▶ **TASK**:
Transcribe the listing in full, excluding any pictures.

▶ **SUPPLIED ENTRIES**:
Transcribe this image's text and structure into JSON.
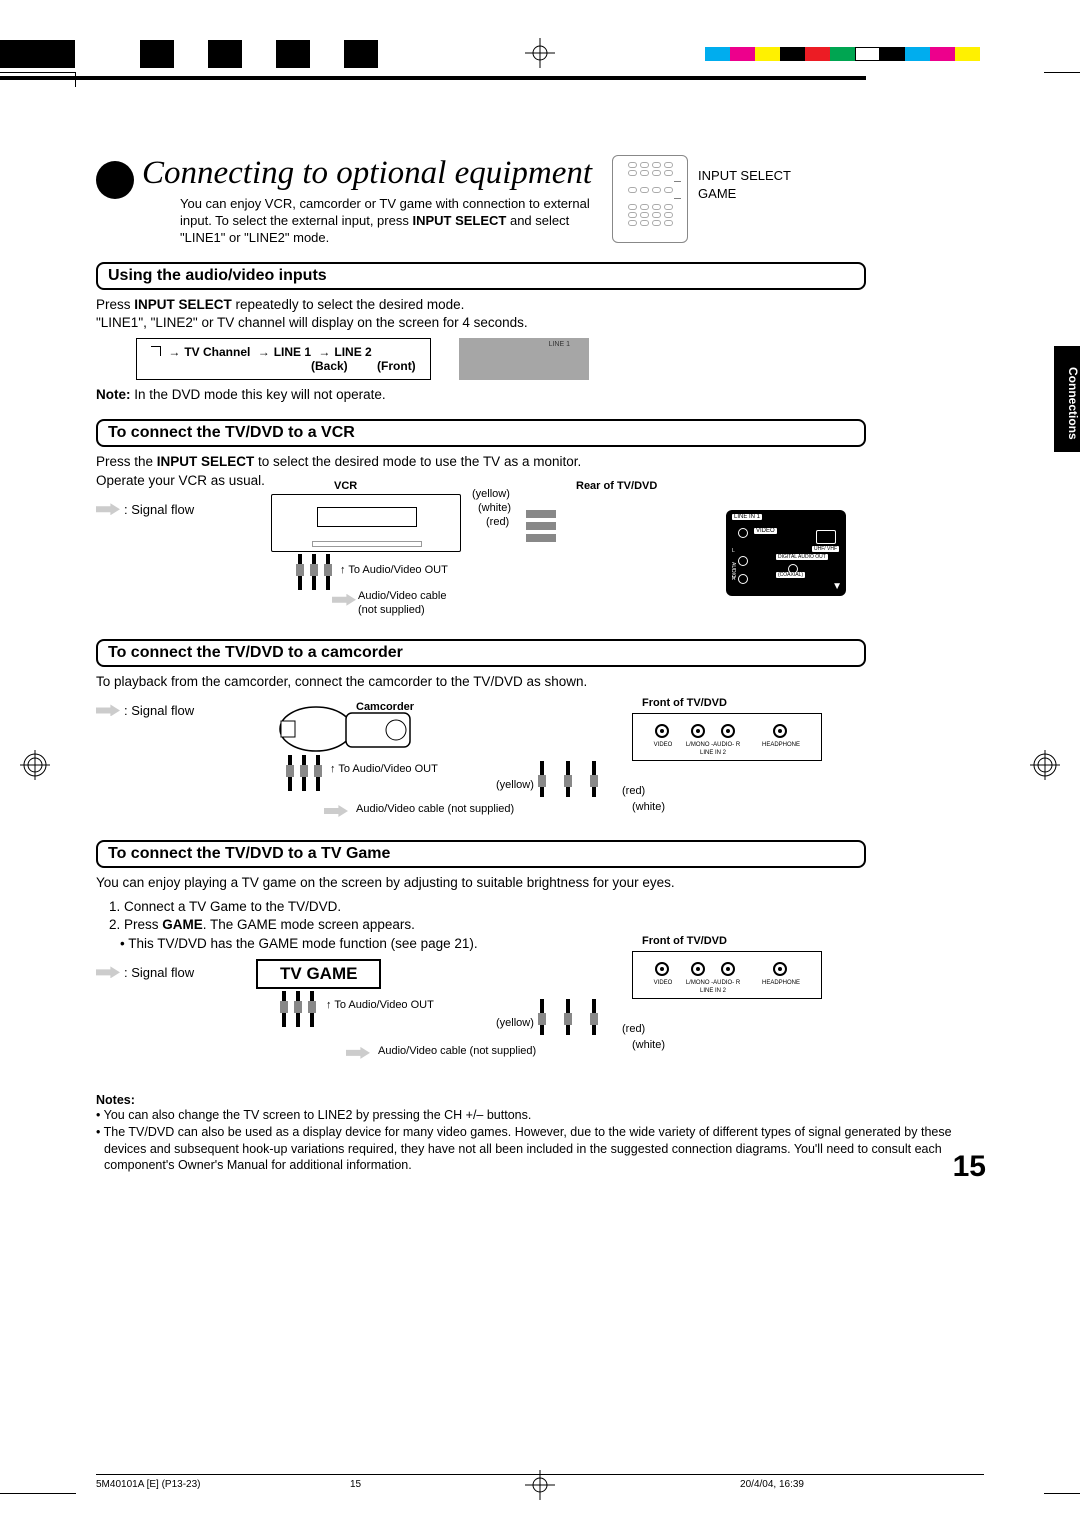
{
  "colorbar": {
    "colors": [
      "#00adee",
      "#ed008c",
      "#fff100",
      "#000",
      "#ec1c24",
      "#00a551",
      "#fff",
      "#000",
      "#00adee",
      "#ed008c",
      "#fff100"
    ]
  },
  "sidetab": "Connections",
  "title": "Connecting to optional equipment",
  "intro": "You can enjoy VCR, camcorder or TV game with connection to external input. To select the external input, press INPUT SELECT and select \"LINE1\" or \"LINE2\" mode.",
  "intro_bold": "INPUT SELECT",
  "remote_labels": {
    "l1": "INPUT SELECT",
    "l2": "GAME"
  },
  "s1": {
    "h": "Using the audio/video inputs",
    "p1a": "Press ",
    "p1b": "INPUT SELECT",
    "p1c": " repeatedly to select the desired mode.",
    "p2": "\"LINE1\", \"LINE2\" or TV channel will display on the screen for 4 seconds.",
    "flow": {
      "a": "TV Channel",
      "b": "LINE 1",
      "bsub": "(Back)",
      "c": "LINE 2",
      "csub": "(Front)"
    },
    "screen": "LINE 1",
    "note_b": "Note:",
    "note": " In the DVD mode this key will not operate."
  },
  "s2": {
    "h": "To connect the TV/DVD to a VCR",
    "p1a": "Press the ",
    "p1b": "INPUT SELECT",
    "p1c": " to select the desired mode to use the TV as a monitor.",
    "p2": "Operate your VCR as usual.",
    "sig": ": Signal flow",
    "vcr": "VCR",
    "rear": "Rear of TV/DVD",
    "yellow": "(yellow)",
    "white": "(white)",
    "red": "(red)",
    "toav": "To Audio/Video OUT",
    "cable": "Audio/Video cable",
    "ns": "(not supplied)",
    "linein": "LINE IN 1",
    "video": "VIDEO",
    "uhf": "UHF/ VHF",
    "dao": "DIGITAL AUDIO OUT",
    "coax": "(COAXIAL)",
    "audio": "AUDIO",
    "L": "L",
    "R": "R"
  },
  "s3": {
    "h": "To connect the TV/DVD to a camcorder",
    "p": "To playback from the camcorder, connect the camcorder to the TV/DVD as shown.",
    "sig": ": Signal flow",
    "cam": "Camcorder",
    "front": "Front of TV/DVD",
    "toav": "To Audio/Video OUT",
    "cable": "Audio/Video cable (not supplied)",
    "yellow": "(yellow)",
    "white": "(white)",
    "red": "(red)",
    "jv": "VIDEO",
    "jl": "L/MONO -AUDIO- R",
    "jh": "HEADPHONE",
    "lin": "LINE IN 2"
  },
  "s4": {
    "h": "To connect the TV/DVD to a TV Game",
    "p": "You can enjoy playing a TV game on the screen by adjusting to suitable brightness for your eyes.",
    "li1": "Connect a TV Game to the TV/DVD.",
    "li2a": "Press ",
    "li2b": "GAME",
    "li2c": ". The GAME mode screen appears.",
    "li2bul": "This TV/DVD has the GAME mode function (see page 21).",
    "sig": ": Signal flow",
    "tvgame": "TV GAME",
    "front": "Front of TV/DVD",
    "toav": "To Audio/Video OUT",
    "cable": "Audio/Video cable (not supplied)",
    "yellow": "(yellow)",
    "white": "(white)",
    "red": "(red)",
    "jv": "VIDEO",
    "jl": "L/MONO -AUDIO- R",
    "jh": "HEADPHONE",
    "lin": "LINE IN 2"
  },
  "notes": {
    "h": "Notes:",
    "n1": "You can also change the TV screen to LINE2 by pressing the CH +/– buttons.",
    "n2": "The TV/DVD can also be used as a display device for many video games. However, due to the wide variety of different types of signal generated by these devices and subsequent hook-up variations required, they have not all been included in the suggested connection diagrams. You'll need to consult each component's Owner's Manual for additional information."
  },
  "pagenum": "15",
  "footer": {
    "left": "5M40101A [E] (P13-23)",
    "mid": "15",
    "right": "20/4/04, 16:39"
  }
}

▶ **RIGHT ANSWER**:
Transcribe this image's text and structure into JSON.
{
  "colorbar": {
    "colors": [
      "#00adee",
      "#ed008c",
      "#fff100",
      "#000",
      "#ec1c24",
      "#00a551",
      "#fff",
      "#000",
      "#00adee",
      "#ed008c",
      "#fff100"
    ]
  },
  "sidetab": "Connections",
  "title": "Connecting to optional equipment",
  "intro": "You can enjoy VCR, camcorder or TV game with connection to external input. To select the external input, press INPUT SELECT and select \"LINE1\" or \"LINE2\" mode.",
  "intro_bold": "INPUT SELECT",
  "remote_labels": {
    "l1": "INPUT SELECT",
    "l2": "GAME"
  },
  "s1": {
    "h": "Using the audio/video inputs",
    "p1a": "Press ",
    "p1b": "INPUT SELECT",
    "p1c": " repeatedly to select the desired mode.",
    "p2": "\"LINE1\", \"LINE2\" or TV channel will display on the screen for 4 seconds.",
    "flow": {
      "a": "TV Channel",
      "b": "LINE 1",
      "bsub": "(Back)",
      "c": "LINE 2",
      "csub": "(Front)"
    },
    "screen": "LINE 1",
    "note_b": "Note:",
    "note": " In the DVD mode this key will not operate."
  },
  "s2": {
    "h": "To connect the TV/DVD to a VCR",
    "p1a": "Press the ",
    "p1b": "INPUT SELECT",
    "p1c": " to select the desired mode to use the TV as a monitor.",
    "p2": "Operate your VCR as usual.",
    "sig": ": Signal flow",
    "vcr": "VCR",
    "rear": "Rear of TV/DVD",
    "yellow": "(yellow)",
    "white": "(white)",
    "red": "(red)",
    "toav": "To Audio/Video OUT",
    "cable": "Audio/Video cable",
    "ns": "(not supplied)",
    "linein": "LINE IN 1",
    "video": "VIDEO",
    "uhf": "UHF/ VHF",
    "dao": "DIGITAL AUDIO OUT",
    "coax": "(COAXIAL)",
    "audio": "AUDIO",
    "L": "L",
    "R": "R"
  },
  "s3": {
    "h": "To connect the TV/DVD to a camcorder",
    "p": "To playback from the camcorder, connect the camcorder to the TV/DVD as shown.",
    "sig": ": Signal flow",
    "cam": "Camcorder",
    "front": "Front of TV/DVD",
    "toav": "To Audio/Video OUT",
    "cable": "Audio/Video cable (not supplied)",
    "yellow": "(yellow)",
    "white": "(white)",
    "red": "(red)",
    "jv": "VIDEO",
    "jl": "L/MONO -AUDIO- R",
    "jh": "HEADPHONE",
    "lin": "LINE IN 2"
  },
  "s4": {
    "h": "To connect the TV/DVD to a TV Game",
    "p": "You can enjoy playing a TV game on the screen by adjusting to suitable brightness for your eyes.",
    "li1": "Connect a TV Game to the TV/DVD.",
    "li2a": "Press ",
    "li2b": "GAME",
    "li2c": ". The GAME mode screen appears.",
    "li2bul": "This TV/DVD has the GAME mode function (see page 21).",
    "sig": ": Signal flow",
    "tvgame": "TV GAME",
    "front": "Front of TV/DVD",
    "toav": "To Audio/Video OUT",
    "cable": "Audio/Video cable (not supplied)",
    "yellow": "(yellow)",
    "white": "(white)",
    "red": "(red)",
    "jv": "VIDEO",
    "jl": "L/MONO -AUDIO- R",
    "jh": "HEADPHONE",
    "lin": "LINE IN 2"
  },
  "notes": {
    "h": "Notes:",
    "n1": "You can also change the TV screen to LINE2 by pressing the CH +/– buttons.",
    "n2": "The TV/DVD can also be used as a display device for many video games. However, due to the wide variety of different types of signal generated by these devices and subsequent hook-up variations required, they have not all been included in the suggested connection diagrams. You'll need to consult each component's Owner's Manual for additional information."
  },
  "pagenum": "15",
  "footer": {
    "left": "5M40101A [E] (P13-23)",
    "mid": "15",
    "right": "20/4/04, 16:39"
  }
}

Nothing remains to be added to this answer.